---------- DATASET EXTRACT ----------

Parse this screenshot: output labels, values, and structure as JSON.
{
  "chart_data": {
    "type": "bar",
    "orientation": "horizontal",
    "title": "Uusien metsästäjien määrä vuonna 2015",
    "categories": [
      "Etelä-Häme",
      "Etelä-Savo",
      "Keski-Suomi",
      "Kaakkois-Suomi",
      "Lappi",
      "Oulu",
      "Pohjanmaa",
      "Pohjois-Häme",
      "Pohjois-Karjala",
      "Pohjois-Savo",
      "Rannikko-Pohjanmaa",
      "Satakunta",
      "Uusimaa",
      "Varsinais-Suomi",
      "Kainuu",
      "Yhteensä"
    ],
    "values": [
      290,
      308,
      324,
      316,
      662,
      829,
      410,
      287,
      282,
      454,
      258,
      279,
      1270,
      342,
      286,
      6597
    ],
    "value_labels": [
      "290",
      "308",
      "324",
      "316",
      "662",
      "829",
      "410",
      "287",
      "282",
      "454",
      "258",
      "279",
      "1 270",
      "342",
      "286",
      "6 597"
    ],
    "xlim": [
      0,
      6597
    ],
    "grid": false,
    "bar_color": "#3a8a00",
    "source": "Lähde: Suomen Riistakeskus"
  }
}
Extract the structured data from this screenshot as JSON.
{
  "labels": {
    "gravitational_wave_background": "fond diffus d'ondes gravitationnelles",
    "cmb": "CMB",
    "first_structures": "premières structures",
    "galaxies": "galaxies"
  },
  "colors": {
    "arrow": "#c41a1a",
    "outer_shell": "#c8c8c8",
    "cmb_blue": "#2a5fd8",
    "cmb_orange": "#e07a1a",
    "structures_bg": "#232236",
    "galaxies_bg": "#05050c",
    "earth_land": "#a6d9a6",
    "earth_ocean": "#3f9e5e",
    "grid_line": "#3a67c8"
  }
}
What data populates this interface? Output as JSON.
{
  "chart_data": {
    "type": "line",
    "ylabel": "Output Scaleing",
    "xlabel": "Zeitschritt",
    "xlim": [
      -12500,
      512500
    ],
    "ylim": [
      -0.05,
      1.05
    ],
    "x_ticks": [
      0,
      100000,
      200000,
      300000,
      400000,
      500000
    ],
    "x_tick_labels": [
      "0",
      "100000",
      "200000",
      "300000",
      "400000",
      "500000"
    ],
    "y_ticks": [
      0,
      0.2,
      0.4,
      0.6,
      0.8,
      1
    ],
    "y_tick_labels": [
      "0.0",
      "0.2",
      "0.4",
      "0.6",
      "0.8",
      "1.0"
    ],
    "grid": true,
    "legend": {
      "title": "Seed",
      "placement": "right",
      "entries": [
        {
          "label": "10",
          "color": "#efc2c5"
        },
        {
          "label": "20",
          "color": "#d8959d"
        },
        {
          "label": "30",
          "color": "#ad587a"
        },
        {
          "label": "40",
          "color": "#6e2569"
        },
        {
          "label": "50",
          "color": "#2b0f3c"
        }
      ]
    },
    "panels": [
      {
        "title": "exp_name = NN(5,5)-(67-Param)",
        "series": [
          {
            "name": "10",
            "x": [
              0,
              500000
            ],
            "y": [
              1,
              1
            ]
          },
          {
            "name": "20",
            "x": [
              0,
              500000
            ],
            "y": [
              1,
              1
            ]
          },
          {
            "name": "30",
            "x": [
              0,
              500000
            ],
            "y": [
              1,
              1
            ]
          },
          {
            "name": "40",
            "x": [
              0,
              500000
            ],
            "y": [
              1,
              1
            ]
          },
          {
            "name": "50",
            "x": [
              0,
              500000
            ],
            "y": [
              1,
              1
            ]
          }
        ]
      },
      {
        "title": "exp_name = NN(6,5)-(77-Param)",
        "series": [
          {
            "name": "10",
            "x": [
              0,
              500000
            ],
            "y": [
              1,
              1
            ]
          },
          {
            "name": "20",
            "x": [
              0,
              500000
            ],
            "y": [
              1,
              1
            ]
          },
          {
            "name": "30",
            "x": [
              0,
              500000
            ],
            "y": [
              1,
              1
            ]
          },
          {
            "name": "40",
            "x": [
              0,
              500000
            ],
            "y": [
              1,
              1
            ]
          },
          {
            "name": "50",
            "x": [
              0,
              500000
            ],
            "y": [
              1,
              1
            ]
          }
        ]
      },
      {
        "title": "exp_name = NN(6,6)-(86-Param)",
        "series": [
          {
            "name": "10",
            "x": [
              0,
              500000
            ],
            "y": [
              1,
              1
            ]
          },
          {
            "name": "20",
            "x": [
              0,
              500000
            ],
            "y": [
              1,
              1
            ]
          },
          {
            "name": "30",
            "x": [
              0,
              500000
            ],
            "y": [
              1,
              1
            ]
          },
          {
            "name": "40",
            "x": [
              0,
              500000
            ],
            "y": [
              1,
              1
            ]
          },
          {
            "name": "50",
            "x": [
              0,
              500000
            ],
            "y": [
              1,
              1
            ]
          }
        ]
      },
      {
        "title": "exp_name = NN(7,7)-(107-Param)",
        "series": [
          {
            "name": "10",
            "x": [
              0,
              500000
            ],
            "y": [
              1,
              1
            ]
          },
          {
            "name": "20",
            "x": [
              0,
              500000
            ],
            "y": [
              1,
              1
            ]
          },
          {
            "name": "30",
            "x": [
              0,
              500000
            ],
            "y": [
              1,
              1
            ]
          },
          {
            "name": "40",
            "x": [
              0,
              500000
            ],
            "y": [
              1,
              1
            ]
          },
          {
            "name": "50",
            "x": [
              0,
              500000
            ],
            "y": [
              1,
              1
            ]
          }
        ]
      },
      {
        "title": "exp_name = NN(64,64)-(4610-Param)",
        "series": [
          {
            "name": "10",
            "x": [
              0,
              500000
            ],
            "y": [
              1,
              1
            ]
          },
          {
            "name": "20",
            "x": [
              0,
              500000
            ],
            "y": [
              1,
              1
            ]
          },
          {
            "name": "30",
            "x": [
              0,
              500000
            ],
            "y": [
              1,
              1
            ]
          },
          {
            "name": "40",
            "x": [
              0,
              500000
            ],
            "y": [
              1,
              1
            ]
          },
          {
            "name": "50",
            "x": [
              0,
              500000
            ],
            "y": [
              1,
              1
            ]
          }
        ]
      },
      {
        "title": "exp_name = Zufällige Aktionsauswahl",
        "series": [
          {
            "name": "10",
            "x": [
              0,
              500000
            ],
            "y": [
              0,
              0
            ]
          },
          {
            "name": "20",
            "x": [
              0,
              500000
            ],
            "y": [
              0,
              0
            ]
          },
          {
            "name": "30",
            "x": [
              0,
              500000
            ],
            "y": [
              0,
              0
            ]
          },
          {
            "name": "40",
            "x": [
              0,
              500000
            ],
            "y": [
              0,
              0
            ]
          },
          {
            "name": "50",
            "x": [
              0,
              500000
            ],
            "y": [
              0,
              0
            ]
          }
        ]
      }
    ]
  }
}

----------

**EXERCISE PROMPT**
Your task is to transcribe the listing above in full, exactly as given.

**RESPONSE TO THIS TASK**
Parse this screenshot: output labels, values, and structure as JSON.
{
  "chart_data": {
    "type": "bar",
    "orientation": "horizontal",
    "title": "Uusien metsästäjien määrä vuonna 2015",
    "categories": [
      "Etelä-Häme",
      "Etelä-Savo",
      "Keski-Suomi",
      "Kaakkois-Suomi",
      "Lappi",
      "Oulu",
      "Pohjanmaa",
      "Pohjois-Häme",
      "Pohjois-Karjala",
      "Pohjois-Savo",
      "Rannikko-Pohjanmaa",
      "Satakunta",
      "Uusimaa",
      "Varsinais-Suomi",
      "Kainuu",
      "Yhteensä"
    ],
    "values": [
      290,
      308,
      324,
      316,
      662,
      829,
      410,
      287,
      282,
      454,
      258,
      279,
      1270,
      342,
      286,
      6597
    ],
    "value_labels": [
      "290",
      "308",
      "324",
      "316",
      "662",
      "829",
      "410",
      "287",
      "282",
      "454",
      "258",
      "279",
      "1 270",
      "342",
      "286",
      "6 597"
    ],
    "xlim": [
      0,
      6597
    ],
    "grid": false,
    "bar_color": "#3a8a00",
    "source": "Lähde: Suomen Riistakeskus"
  }
}
Extract the structured data from this screenshot as JSON.
{
  "labels": {
    "gravitational_wave_background": "fond diffus d'ondes gravitationnelles",
    "cmb": "CMB",
    "first_structures": "premières structures",
    "galaxies": "galaxies"
  },
  "colors": {
    "arrow": "#c41a1a",
    "outer_shell": "#c8c8c8",
    "cmb_blue": "#2a5fd8",
    "cmb_orange": "#e07a1a",
    "structures_bg": "#232236",
    "galaxies_bg": "#05050c",
    "earth_land": "#a6d9a6",
    "earth_ocean": "#3f9e5e",
    "grid_line": "#3a67c8"
  }
}
What data populates this interface? Output as JSON.
{
  "chart_data": {
    "type": "line",
    "ylabel": "Output Scaleing",
    "xlabel": "Zeitschritt",
    "xlim": [
      -12500,
      512500
    ],
    "ylim": [
      -0.05,
      1.05
    ],
    "x_ticks": [
      0,
      100000,
      200000,
      300000,
      400000,
      500000
    ],
    "x_tick_labels": [
      "0",
      "100000",
      "200000",
      "300000",
      "400000",
      "500000"
    ],
    "y_ticks": [
      0,
      0.2,
      0.4,
      0.6,
      0.8,
      1
    ],
    "y_tick_labels": [
      "0.0",
      "0.2",
      "0.4",
      "0.6",
      "0.8",
      "1.0"
    ],
    "grid": true,
    "legend": {
      "title": "Seed",
      "placement": "right",
      "entries": [
        {
          "label": "10",
          "color": "#efc2c5"
        },
        {
          "label": "20",
          "color": "#d8959d"
        },
        {
          "label": "30",
          "color": "#ad587a"
        },
        {
          "label": "40",
          "color": "#6e2569"
        },
        {
          "label": "50",
          "color": "#2b0f3c"
        }
      ]
    },
    "panels": [
      {
        "title": "exp_name = NN(5,5)-(67-Param)",
        "series": [
          {
            "name": "10",
            "x": [
              0,
              500000
            ],
            "y": [
              1,
              1
            ]
          },
          {
            "name": "20",
            "x": [
              0,
              500000
            ],
            "y": [
              1,
              1
            ]
          },
          {
            "name": "30",
            "x": [
              0,
              500000
            ],
            "y": [
              1,
              1
            ]
          },
          {
            "name": "40",
            "x": [
              0,
              500000
            ],
            "y": [
              1,
              1
            ]
          },
          {
            "name": "50",
            "x": [
              0,
              500000
            ],
            "y": [
              1,
              1
            ]
          }
        ]
      },
      {
        "title": "exp_name = NN(6,5)-(77-Param)",
        "series": [
          {
            "name": "10",
            "x": [
              0,
              500000
            ],
            "y": [
              1,
              1
            ]
          },
          {
            "name": "20",
            "x": [
              0,
              500000
            ],
            "y": [
              1,
              1
            ]
          },
          {
            "name": "30",
            "x": [
              0,
              500000
            ],
            "y": [
              1,
              1
            ]
          },
          {
            "name": "40",
            "x": [
              0,
              500000
            ],
            "y": [
              1,
              1
            ]
          },
          {
            "name": "50",
            "x": [
              0,
              500000
            ],
            "y": [
              1,
              1
            ]
          }
        ]
      },
      {
        "title": "exp_name = NN(6,6)-(86-Param)",
        "series": [
          {
            "name": "10",
            "x": [
              0,
              500000
            ],
            "y": [
              1,
              1
            ]
          },
          {
            "name": "20",
            "x": [
              0,
              500000
            ],
            "y": [
              1,
              1
            ]
          },
          {
            "name": "30",
            "x": [
              0,
              500000
            ],
            "y": [
              1,
              1
            ]
          },
          {
            "name": "40",
            "x": [
              0,
              500000
            ],
            "y": [
              1,
              1
            ]
          },
          {
            "name": "50",
            "x": [
              0,
              500000
            ],
            "y": [
              1,
              1
            ]
          }
        ]
      },
      {
        "title": "exp_name = NN(7,7)-(107-Param)",
        "series": [
          {
            "name": "10",
            "x": [
              0,
              500000
            ],
            "y": [
              1,
              1
            ]
          },
          {
            "name": "20",
            "x": [
              0,
              500000
            ],
            "y": [
              1,
              1
            ]
          },
          {
            "name": "30",
            "x": [
              0,
              500000
            ],
            "y": [
              1,
              1
            ]
          },
          {
            "name": "40",
            "x": [
              0,
              500000
            ],
            "y": [
              1,
              1
            ]
          },
          {
            "name": "50",
            "x": [
              0,
              500000
            ],
            "y": [
              1,
              1
            ]
          }
        ]
      },
      {
        "title": "exp_name = NN(64,64)-(4610-Param)",
        "series": [
          {
            "name": "10",
            "x": [
              0,
              500000
            ],
            "y": [
              1,
              1
            ]
          },
          {
            "name": "20",
            "x": [
              0,
              500000
            ],
            "y": [
              1,
              1
            ]
          },
          {
            "name": "30",
            "x": [
              0,
              500000
            ],
            "y": [
              1,
              1
            ]
          },
          {
            "name": "40",
            "x": [
              0,
              500000
            ],
            "y": [
              1,
              1
            ]
          },
          {
            "name": "50",
            "x": [
              0,
              500000
            ],
            "y": [
              1,
              1
            ]
          }
        ]
      },
      {
        "title": "exp_name = Zufällige Aktionsauswahl",
        "series": [
          {
            "name": "10",
            "x": [
              0,
              500000
            ],
            "y": [
              0,
              0
            ]
          },
          {
            "name": "20",
            "x": [
              0,
              500000
            ],
            "y": [
              0,
              0
            ]
          },
          {
            "name": "30",
            "x": [
              0,
              500000
            ],
            "y": [
              0,
              0
            ]
          },
          {
            "name": "40",
            "x": [
              0,
              500000
            ],
            "y": [
              0,
              0
            ]
          },
          {
            "name": "50",
            "x": [
              0,
              500000
            ],
            "y": [
              0,
              0
            ]
          }
        ]
      }
    ]
  }
}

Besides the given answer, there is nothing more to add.